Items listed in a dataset
..........
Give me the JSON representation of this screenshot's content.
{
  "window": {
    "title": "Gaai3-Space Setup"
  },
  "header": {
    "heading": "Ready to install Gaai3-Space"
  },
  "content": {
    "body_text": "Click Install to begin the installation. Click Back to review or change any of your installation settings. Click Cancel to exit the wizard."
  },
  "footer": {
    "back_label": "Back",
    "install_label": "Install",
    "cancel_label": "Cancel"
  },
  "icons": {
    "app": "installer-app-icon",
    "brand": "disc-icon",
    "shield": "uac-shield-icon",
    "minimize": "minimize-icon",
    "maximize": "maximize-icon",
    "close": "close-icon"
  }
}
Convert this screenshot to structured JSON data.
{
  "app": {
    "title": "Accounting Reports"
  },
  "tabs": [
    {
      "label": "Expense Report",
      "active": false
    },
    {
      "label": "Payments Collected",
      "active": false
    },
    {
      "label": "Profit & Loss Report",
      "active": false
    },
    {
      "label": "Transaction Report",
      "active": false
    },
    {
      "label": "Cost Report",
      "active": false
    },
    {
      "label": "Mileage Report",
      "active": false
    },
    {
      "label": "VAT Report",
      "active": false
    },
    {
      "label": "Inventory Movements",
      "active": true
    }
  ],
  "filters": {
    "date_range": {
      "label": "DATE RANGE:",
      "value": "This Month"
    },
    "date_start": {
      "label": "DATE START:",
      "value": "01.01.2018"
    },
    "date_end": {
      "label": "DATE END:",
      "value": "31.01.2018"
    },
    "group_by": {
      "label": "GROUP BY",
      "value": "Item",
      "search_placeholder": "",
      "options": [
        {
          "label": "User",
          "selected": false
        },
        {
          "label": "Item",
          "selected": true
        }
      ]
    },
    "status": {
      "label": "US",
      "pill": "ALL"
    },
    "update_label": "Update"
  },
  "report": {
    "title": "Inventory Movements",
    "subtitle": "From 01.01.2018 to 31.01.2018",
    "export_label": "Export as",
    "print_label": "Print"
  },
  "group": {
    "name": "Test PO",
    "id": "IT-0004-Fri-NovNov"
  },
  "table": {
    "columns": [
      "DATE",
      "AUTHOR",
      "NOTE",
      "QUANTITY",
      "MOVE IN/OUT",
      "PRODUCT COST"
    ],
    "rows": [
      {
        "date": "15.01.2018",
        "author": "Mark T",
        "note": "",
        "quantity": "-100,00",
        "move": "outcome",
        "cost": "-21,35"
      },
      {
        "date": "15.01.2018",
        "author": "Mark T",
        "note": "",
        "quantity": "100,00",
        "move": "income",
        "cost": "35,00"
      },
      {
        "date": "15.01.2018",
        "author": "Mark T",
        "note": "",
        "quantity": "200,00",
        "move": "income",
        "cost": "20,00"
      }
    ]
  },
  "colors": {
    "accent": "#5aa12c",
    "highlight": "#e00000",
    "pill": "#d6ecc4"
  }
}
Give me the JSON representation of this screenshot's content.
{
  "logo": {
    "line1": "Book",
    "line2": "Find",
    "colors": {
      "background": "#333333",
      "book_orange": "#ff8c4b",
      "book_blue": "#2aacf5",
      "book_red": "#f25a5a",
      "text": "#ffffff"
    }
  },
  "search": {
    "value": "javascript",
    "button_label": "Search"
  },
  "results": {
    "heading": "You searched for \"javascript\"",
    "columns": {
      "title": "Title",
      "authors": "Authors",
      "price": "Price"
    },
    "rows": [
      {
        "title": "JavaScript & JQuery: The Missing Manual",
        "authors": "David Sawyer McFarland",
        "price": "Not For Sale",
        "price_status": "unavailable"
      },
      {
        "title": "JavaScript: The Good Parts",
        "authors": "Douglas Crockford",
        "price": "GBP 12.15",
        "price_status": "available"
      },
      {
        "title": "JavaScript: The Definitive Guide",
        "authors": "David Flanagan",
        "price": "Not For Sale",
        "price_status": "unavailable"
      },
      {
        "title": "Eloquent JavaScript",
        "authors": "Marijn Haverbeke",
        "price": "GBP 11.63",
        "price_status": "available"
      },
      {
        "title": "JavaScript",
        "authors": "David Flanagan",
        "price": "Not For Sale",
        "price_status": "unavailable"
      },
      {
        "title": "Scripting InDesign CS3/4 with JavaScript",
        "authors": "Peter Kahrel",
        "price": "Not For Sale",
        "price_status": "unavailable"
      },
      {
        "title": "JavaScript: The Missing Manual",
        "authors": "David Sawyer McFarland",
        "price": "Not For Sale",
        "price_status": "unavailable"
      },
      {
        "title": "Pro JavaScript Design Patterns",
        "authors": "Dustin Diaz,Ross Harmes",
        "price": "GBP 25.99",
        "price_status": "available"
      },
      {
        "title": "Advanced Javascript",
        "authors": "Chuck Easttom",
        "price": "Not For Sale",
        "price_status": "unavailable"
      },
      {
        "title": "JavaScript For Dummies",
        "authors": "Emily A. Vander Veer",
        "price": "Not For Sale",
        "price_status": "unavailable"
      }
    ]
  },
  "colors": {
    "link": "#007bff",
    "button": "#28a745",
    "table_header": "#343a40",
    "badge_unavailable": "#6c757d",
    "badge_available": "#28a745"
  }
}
..........
Output all of the material, please, exactly as it stands.

▶ [ANSWER TO THE EXERCISE]
Give me the JSON representation of this screenshot's content.
{
  "window": {
    "title": "Gaai3-Space Setup"
  },
  "header": {
    "heading": "Ready to install Gaai3-Space"
  },
  "content": {
    "body_text": "Click Install to begin the installation. Click Back to review or change any of your installation settings. Click Cancel to exit the wizard."
  },
  "footer": {
    "back_label": "Back",
    "install_label": "Install",
    "cancel_label": "Cancel"
  },
  "icons": {
    "app": "installer-app-icon",
    "brand": "disc-icon",
    "shield": "uac-shield-icon",
    "minimize": "minimize-icon",
    "maximize": "maximize-icon",
    "close": "close-icon"
  }
}
Convert this screenshot to structured JSON data.
{
  "app": {
    "title": "Accounting Reports"
  },
  "tabs": [
    {
      "label": "Expense Report",
      "active": false
    },
    {
      "label": "Payments Collected",
      "active": false
    },
    {
      "label": "Profit & Loss Report",
      "active": false
    },
    {
      "label": "Transaction Report",
      "active": false
    },
    {
      "label": "Cost Report",
      "active": false
    },
    {
      "label": "Mileage Report",
      "active": false
    },
    {
      "label": "VAT Report",
      "active": false
    },
    {
      "label": "Inventory Movements",
      "active": true
    }
  ],
  "filters": {
    "date_range": {
      "label": "DATE RANGE:",
      "value": "This Month"
    },
    "date_start": {
      "label": "DATE START:",
      "value": "01.01.2018"
    },
    "date_end": {
      "label": "DATE END:",
      "value": "31.01.2018"
    },
    "group_by": {
      "label": "GROUP BY",
      "value": "Item",
      "search_placeholder": "",
      "options": [
        {
          "label": "User",
          "selected": false
        },
        {
          "label": "Item",
          "selected": true
        }
      ]
    },
    "status": {
      "label": "US",
      "pill": "ALL"
    },
    "update_label": "Update"
  },
  "report": {
    "title": "Inventory Movements",
    "subtitle": "From 01.01.2018 to 31.01.2018",
    "export_label": "Export as",
    "print_label": "Print"
  },
  "group": {
    "name": "Test PO",
    "id": "IT-0004-Fri-NovNov"
  },
  "table": {
    "columns": [
      "DATE",
      "AUTHOR",
      "NOTE",
      "QUANTITY",
      "MOVE IN/OUT",
      "PRODUCT COST"
    ],
    "rows": [
      {
        "date": "15.01.2018",
        "author": "Mark T",
        "note": "",
        "quantity": "-100,00",
        "move": "outcome",
        "cost": "-21,35"
      },
      {
        "date": "15.01.2018",
        "author": "Mark T",
        "note": "",
        "quantity": "100,00",
        "move": "income",
        "cost": "35,00"
      },
      {
        "date": "15.01.2018",
        "author": "Mark T",
        "note": "",
        "quantity": "200,00",
        "move": "income",
        "cost": "20,00"
      }
    ]
  },
  "colors": {
    "accent": "#5aa12c",
    "highlight": "#e00000",
    "pill": "#d6ecc4"
  }
}
Give me the JSON representation of this screenshot's content.
{
  "logo": {
    "line1": "Book",
    "line2": "Find",
    "colors": {
      "background": "#333333",
      "book_orange": "#ff8c4b",
      "book_blue": "#2aacf5",
      "book_red": "#f25a5a",
      "text": "#ffffff"
    }
  },
  "search": {
    "value": "javascript",
    "button_label": "Search"
  },
  "results": {
    "heading": "You searched for \"javascript\"",
    "columns": {
      "title": "Title",
      "authors": "Authors",
      "price": "Price"
    },
    "rows": [
      {
        "title": "JavaScript & JQuery: The Missing Manual",
        "authors": "David Sawyer McFarland",
        "price": "Not For Sale",
        "price_status": "unavailable"
      },
      {
        "title": "JavaScript: The Good Parts",
        "authors": "Douglas Crockford",
        "price": "GBP 12.15",
        "price_status": "available"
      },
      {
        "title": "JavaScript: The Definitive Guide",
        "authors": "David Flanagan",
        "price": "Not For Sale",
        "price_status": "unavailable"
      },
      {
        "title": "Eloquent JavaScript",
        "authors": "Marijn Haverbeke",
        "price": "GBP 11.63",
        "price_status": "available"
      },
      {
        "title": "JavaScript",
        "authors": "David Flanagan",
        "price": "Not For Sale",
        "price_status": "unavailable"
      },
      {
        "title": "Scripting InDesign CS3/4 with JavaScript",
        "authors": "Peter Kahrel",
        "price": "Not For Sale",
        "price_status": "unavailable"
      },
      {
        "title": "JavaScript: The Missing Manual",
        "authors": "David Sawyer McFarland",
        "price": "Not For Sale",
        "price_status": "unavailable"
      },
      {
        "title": "Pro JavaScript Design Patterns",
        "authors": "Dustin Diaz,Ross Harmes",
        "price": "GBP 25.99",
        "price_status": "available"
      },
      {
        "title": "Advanced Javascript",
        "authors": "Chuck Easttom",
        "price": "Not For Sale",
        "price_status": "unavailable"
      },
      {
        "title": "JavaScript For Dummies",
        "authors": "Emily A. Vander Veer",
        "price": "Not For Sale",
        "price_status": "unavailable"
      }
    ]
  },
  "colors": {
    "link": "#007bff",
    "button": "#28a745",
    "table_header": "#343a40",
    "badge_unavailable": "#6c757d",
    "badge_available": "#28a745"
  }
}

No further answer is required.